| Provided data |
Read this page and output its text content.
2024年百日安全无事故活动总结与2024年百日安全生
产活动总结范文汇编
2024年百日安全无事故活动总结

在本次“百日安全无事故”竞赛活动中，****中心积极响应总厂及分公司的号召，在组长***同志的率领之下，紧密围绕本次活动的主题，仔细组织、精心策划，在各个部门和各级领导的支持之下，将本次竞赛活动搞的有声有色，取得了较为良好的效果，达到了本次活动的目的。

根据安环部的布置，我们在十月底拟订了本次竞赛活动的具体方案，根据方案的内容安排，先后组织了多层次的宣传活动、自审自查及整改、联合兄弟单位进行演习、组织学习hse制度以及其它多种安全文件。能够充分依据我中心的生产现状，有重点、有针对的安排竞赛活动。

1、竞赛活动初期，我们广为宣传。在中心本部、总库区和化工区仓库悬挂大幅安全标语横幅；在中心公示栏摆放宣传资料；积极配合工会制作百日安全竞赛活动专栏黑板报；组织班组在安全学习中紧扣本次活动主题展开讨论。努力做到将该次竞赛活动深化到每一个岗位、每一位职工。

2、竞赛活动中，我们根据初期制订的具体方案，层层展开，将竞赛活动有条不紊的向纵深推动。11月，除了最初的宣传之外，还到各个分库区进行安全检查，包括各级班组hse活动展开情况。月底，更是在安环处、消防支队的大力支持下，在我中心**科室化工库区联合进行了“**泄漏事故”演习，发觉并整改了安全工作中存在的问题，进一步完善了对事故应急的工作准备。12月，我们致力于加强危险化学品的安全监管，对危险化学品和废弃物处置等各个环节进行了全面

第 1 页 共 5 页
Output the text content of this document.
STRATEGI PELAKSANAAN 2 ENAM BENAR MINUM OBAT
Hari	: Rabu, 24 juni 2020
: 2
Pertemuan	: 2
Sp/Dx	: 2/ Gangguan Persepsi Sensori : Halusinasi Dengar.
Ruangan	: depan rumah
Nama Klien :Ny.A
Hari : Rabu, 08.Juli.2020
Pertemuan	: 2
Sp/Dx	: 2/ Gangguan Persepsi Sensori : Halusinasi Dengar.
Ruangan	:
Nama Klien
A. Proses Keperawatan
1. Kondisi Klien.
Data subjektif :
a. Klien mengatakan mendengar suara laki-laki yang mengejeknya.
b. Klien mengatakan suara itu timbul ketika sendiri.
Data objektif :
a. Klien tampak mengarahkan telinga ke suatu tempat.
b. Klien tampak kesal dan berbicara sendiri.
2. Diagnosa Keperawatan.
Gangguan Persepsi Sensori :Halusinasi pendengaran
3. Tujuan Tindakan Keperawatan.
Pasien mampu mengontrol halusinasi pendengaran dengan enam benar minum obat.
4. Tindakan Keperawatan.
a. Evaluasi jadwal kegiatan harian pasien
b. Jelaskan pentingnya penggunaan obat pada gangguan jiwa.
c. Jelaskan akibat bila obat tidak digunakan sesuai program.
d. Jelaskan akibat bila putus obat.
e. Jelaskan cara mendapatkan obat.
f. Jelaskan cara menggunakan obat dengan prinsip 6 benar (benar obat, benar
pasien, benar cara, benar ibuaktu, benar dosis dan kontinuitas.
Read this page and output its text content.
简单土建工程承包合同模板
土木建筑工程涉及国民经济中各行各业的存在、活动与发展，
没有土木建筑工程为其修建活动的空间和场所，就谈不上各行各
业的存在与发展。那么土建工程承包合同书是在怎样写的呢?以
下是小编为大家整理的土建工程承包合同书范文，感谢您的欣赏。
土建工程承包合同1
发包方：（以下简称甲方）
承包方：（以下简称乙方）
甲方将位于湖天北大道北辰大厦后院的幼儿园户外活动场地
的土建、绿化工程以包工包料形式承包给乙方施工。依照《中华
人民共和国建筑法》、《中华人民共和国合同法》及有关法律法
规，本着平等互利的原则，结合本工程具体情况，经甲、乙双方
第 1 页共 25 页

| Work to be completed |
Report all lines of the material that contain the word "bila".

| Response to the exercise |
c. Jelaskan akibat bila obat tidak digunakan sesuai program.
d. Jelaskan akibat bila putus obat.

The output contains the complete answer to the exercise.